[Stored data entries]
%%

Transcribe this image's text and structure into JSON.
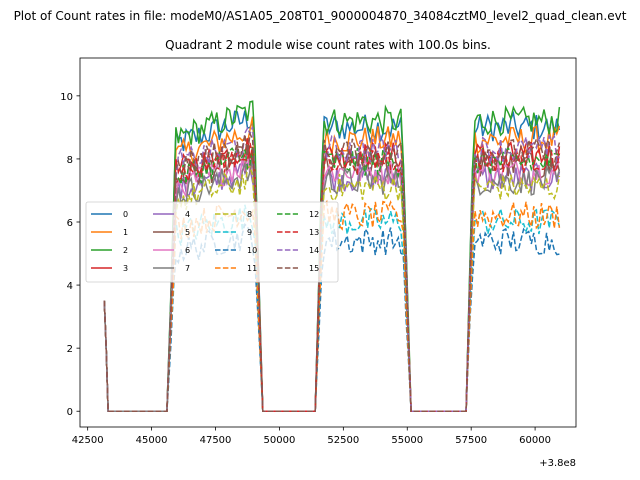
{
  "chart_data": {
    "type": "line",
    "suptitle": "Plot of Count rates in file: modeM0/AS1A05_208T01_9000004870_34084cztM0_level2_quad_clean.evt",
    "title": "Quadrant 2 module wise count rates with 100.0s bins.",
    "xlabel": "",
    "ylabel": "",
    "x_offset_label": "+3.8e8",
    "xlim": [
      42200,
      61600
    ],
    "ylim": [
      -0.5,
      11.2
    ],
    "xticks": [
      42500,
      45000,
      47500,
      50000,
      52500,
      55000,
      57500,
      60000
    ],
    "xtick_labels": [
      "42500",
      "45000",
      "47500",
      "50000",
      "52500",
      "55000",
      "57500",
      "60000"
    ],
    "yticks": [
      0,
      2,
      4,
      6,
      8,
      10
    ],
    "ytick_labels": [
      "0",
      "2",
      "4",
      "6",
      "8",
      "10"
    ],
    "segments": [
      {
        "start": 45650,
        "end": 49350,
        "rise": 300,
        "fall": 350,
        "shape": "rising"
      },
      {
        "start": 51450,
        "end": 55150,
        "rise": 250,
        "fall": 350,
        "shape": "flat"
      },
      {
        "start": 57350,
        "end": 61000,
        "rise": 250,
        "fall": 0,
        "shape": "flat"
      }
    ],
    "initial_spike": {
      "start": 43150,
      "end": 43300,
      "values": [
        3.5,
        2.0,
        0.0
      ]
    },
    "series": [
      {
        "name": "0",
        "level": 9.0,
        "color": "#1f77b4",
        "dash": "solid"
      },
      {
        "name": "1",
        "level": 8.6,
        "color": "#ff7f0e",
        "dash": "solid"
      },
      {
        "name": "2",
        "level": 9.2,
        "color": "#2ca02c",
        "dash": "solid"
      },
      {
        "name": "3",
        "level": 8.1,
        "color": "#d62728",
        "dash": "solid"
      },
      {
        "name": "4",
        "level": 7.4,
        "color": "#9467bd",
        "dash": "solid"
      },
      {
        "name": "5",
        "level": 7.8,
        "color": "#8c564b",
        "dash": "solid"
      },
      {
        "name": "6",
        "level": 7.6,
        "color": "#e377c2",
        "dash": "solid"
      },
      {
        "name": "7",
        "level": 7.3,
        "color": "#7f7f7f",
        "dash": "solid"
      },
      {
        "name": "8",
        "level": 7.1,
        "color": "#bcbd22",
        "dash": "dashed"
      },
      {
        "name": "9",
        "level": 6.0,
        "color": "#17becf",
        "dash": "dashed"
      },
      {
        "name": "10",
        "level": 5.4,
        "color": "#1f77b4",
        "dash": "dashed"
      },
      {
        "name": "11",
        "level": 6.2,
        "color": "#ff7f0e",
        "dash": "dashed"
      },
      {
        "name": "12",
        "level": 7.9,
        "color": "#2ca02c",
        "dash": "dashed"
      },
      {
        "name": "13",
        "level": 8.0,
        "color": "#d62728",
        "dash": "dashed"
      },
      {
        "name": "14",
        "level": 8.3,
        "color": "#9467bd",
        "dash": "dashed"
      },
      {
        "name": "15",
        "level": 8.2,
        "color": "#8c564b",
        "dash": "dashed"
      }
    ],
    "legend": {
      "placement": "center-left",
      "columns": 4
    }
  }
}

%%

SHORT TASK :: Transcribe all of the material exactly, leaving out whatever pictures it contains.

CORRECT OUTPUT ::
Transcribe this image's text and structure into JSON.
{
  "chart_data": {
    "type": "line",
    "suptitle": "Plot of Count rates in file: modeM0/AS1A05_208T01_9000004870_34084cztM0_level2_quad_clean.evt",
    "title": "Quadrant 2 module wise count rates with 100.0s bins.",
    "xlabel": "",
    "ylabel": "",
    "x_offset_label": "+3.8e8",
    "xlim": [
      42200,
      61600
    ],
    "ylim": [
      -0.5,
      11.2
    ],
    "xticks": [
      42500,
      45000,
      47500,
      50000,
      52500,
      55000,
      57500,
      60000
    ],
    "xtick_labels": [
      "42500",
      "45000",
      "47500",
      "50000",
      "52500",
      "55000",
      "57500",
      "60000"
    ],
    "yticks": [
      0,
      2,
      4,
      6,
      8,
      10
    ],
    "ytick_labels": [
      "0",
      "2",
      "4",
      "6",
      "8",
      "10"
    ],
    "segments": [
      {
        "start": 45650,
        "end": 49350,
        "rise": 300,
        "fall": 350,
        "shape": "rising"
      },
      {
        "start": 51450,
        "end": 55150,
        "rise": 250,
        "fall": 350,
        "shape": "flat"
      },
      {
        "start": 57350,
        "end": 61000,
        "rise": 250,
        "fall": 0,
        "shape": "flat"
      }
    ],
    "initial_spike": {
      "start": 43150,
      "end": 43300,
      "values": [
        3.5,
        2.0,
        0.0
      ]
    },
    "series": [
      {
        "name": "0",
        "level": 9.0,
        "color": "#1f77b4",
        "dash": "solid"
      },
      {
        "name": "1",
        "level": 8.6,
        "color": "#ff7f0e",
        "dash": "solid"
      },
      {
        "name": "2",
        "level": 9.2,
        "color": "#2ca02c",
        "dash": "solid"
      },
      {
        "name": "3",
        "level": 8.1,
        "color": "#d62728",
        "dash": "solid"
      },
      {
        "name": "4",
        "level": 7.4,
        "color": "#9467bd",
        "dash": "solid"
      },
      {
        "name": "5",
        "level": 7.8,
        "color": "#8c564b",
        "dash": "solid"
      },
      {
        "name": "6",
        "level": 7.6,
        "color": "#e377c2",
        "dash": "solid"
      },
      {
        "name": "7",
        "level": 7.3,
        "color": "#7f7f7f",
        "dash": "solid"
      },
      {
        "name": "8",
        "level": 7.1,
        "color": "#bcbd22",
        "dash": "dashed"
      },
      {
        "name": "9",
        "level": 6.0,
        "color": "#17becf",
        "dash": "dashed"
      },
      {
        "name": "10",
        "level": 5.4,
        "color": "#1f77b4",
        "dash": "dashed"
      },
      {
        "name": "11",
        "level": 6.2,
        "color": "#ff7f0e",
        "dash": "dashed"
      },
      {
        "name": "12",
        "level": 7.9,
        "color": "#2ca02c",
        "dash": "dashed"
      },
      {
        "name": "13",
        "level": 8.0,
        "color": "#d62728",
        "dash": "dashed"
      },
      {
        "name": "14",
        "level": 8.3,
        "color": "#9467bd",
        "dash": "dashed"
      },
      {
        "name": "15",
        "level": 8.2,
        "color": "#8c564b",
        "dash": "dashed"
      }
    ],
    "legend": {
      "placement": "center-left",
      "columns": 4
    }
  }
}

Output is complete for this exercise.